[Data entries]
"""

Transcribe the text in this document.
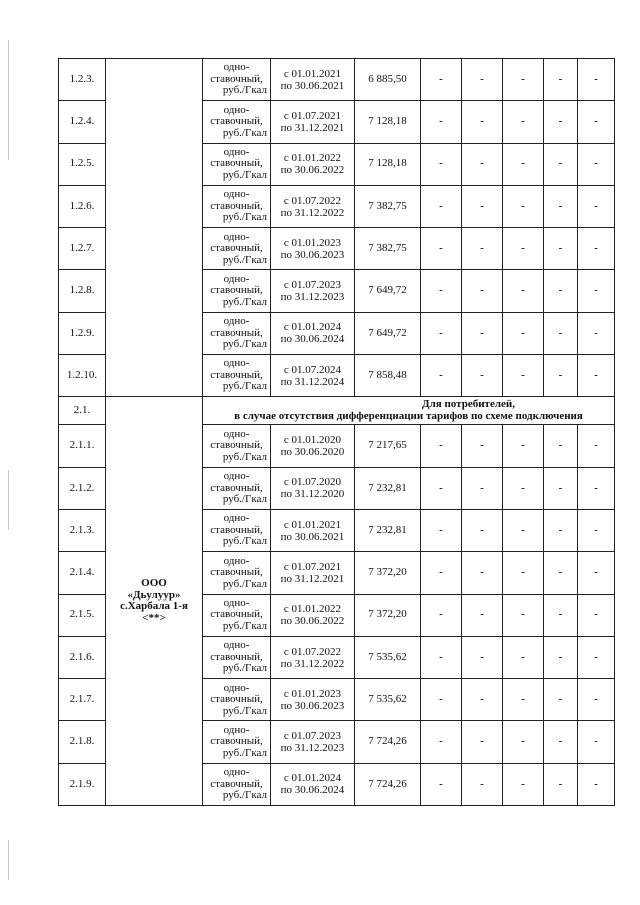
1.2.3.		одно-
ставочный,
руб./Гкал	с 01.01.2021
по 30.06.2021	6 885,50	-	-	-	-	-
1.2.4.		одно-
ставочный,
руб./Гкал	с 01.07.2021
по 31.12.2021	7 128,18	-	-	-	-	-
1.2.5.		одно-
ставочный,
руб./Гкал	с 01.01.2022
по 30.06.2022	7 128,18	-	-	-	-	-
1.2.6.		одно-
ставочный,
руб./Гкал	с 01.07.2022
по 31.12.2022	7 382,75	-	-	-	-	-
1.2.7.		одно-
ставочный,
руб./Гкал	с 01.01.2023
по 30.06.2023	7 382,75	-	-	-	-	-
1.2.8.		одно-
ставочный,
руб./Гкал	с 01.07.2023
по 31.12.2023	7 649,72	-	-	-	-	-
1.2.9.		одно-
ставочный,
руб./Гкал	с 01.01.2024
по 30.06.2024	7 649,72	-	-	-	-	-
1.2.10.		одно-
ставочный,
руб./Гкал	с 01.07.2024
по 31.12.2024	7 858,48	-	-	-	-	-
2.1.	ООО
«Дьулуур»
с.Харбала 1-я
<**>	Для потребителей,
в случае отсутствия дифференциации тарифов по схеме подключения							

2.1.1.		одно-
ставочный,
руб./Гкал	с 01.01.2020
по 30.06.2020	7 217,65	-	-	-	-	-
2.1.2.		одно-
ставочный,
руб./Гкал	с 01.07.2020
по 31.12.2020	7 232,81	-	-	-	-	-
2.1.3.		одно-
ставочный,
руб./Гкал	с 01.01.2021
по 30.06.2021	7 232,81	-	-	-	-	-
2.1.4.		одно-
ставочный,
руб./Гкал	с 01.07.2021
по 31.12.2021	7 372,20	-	-	-	-	-
2.1.5.		одно-
ставочный,
руб./Гкал	с 01.01.2022
по 30.06.2022	7 372,20	-	-	-	-	-
2.1.6.		одно-
ставочный,
руб./Гкал	с 01.07.2022
по 31.12.2022	7 535,62	-	-	-	-	-
2.1.7.		одно-
ставочный,
руб./Гкал	с 01.01.2023
по 30.06.2023	7 535,62	-	-	-	-	-
2.1.8.		одно-
ставочный,
руб./Гкал	с 01.07.2023
по 31.12.2023	7 724,26	-	-	-	-	-
2.1.9.		одно-
ставочный,
руб./Гкал	с 01.01.2024
по 30.06.2024	7 724,26	-	-	-	-	-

"""

## What is asked
What is needed is an exact reproduction of the data, pictures excluded.

## Complete output
Transcribe the text in this document.
1.2.3.		одно-
ставочный,
руб./Гкал	с 01.01.2021
по 30.06.2021	6 885,50	-	-	-	-	-
1.2.4.		одно-
ставочный,
руб./Гкал	с 01.07.2021
по 31.12.2021	7 128,18	-	-	-	-	-
1.2.5.		одно-
ставочный,
руб./Гкал	с 01.01.2022
по 30.06.2022	7 128,18	-	-	-	-	-
1.2.6.		одно-
ставочный,
руб./Гкал	с 01.07.2022
по 31.12.2022	7 382,75	-	-	-	-	-
1.2.7.		одно-
ставочный,
руб./Гкал	с 01.01.2023
по 30.06.2023	7 382,75	-	-	-	-	-
1.2.8.		одно-
ставочный,
руб./Гкал	с 01.07.2023
по 31.12.2023	7 649,72	-	-	-	-	-
1.2.9.		одно-
ставочный,
руб./Гкал	с 01.01.2024
по 30.06.2024	7 649,72	-	-	-	-	-
1.2.10.		одно-
ставочный,
руб./Гкал	с 01.07.2024
по 31.12.2024	7 858,48	-	-	-	-	-
2.1.	ООО
«Дьулуур»
с.Харбала 1-я
<**>	Для потребителей,
в случае отсутствия дифференциации тарифов по схеме подключения							

2.1.1.		одно-
ставочный,
руб./Гкал	с 01.01.2020
по 30.06.2020	7 217,65	-	-	-	-	-
2.1.2.		одно-
ставочный,
руб./Гкал	с 01.07.2020
по 31.12.2020	7 232,81	-	-	-	-	-
2.1.3.		одно-
ставочный,
руб./Гкал	с 01.01.2021
по 30.06.2021	7 232,81	-	-	-	-	-
2.1.4.		одно-
ставочный,
руб./Гкал	с 01.07.2021
по 31.12.2021	7 372,20	-	-	-	-	-
2.1.5.		одно-
ставочный,
руб./Гкал	с 01.01.2022
по 30.06.2022	7 372,20	-	-	-	-	-
2.1.6.		одно-
ставочный,
руб./Гкал	с 01.07.2022
по 31.12.2022	7 535,62	-	-	-	-	-
2.1.7.		одно-
ставочный,
руб./Гкал	с 01.01.2023
по 30.06.2023	7 535,62	-	-	-	-	-
2.1.8.		одно-
ставочный,
руб./Гкал	с 01.07.2023
по 31.12.2023	7 724,26	-	-	-	-	-
2.1.9.		одно-
ставочный,
руб./Гкал	с 01.01.2024
по 30.06.2024	7 724,26	-	-	-	-	-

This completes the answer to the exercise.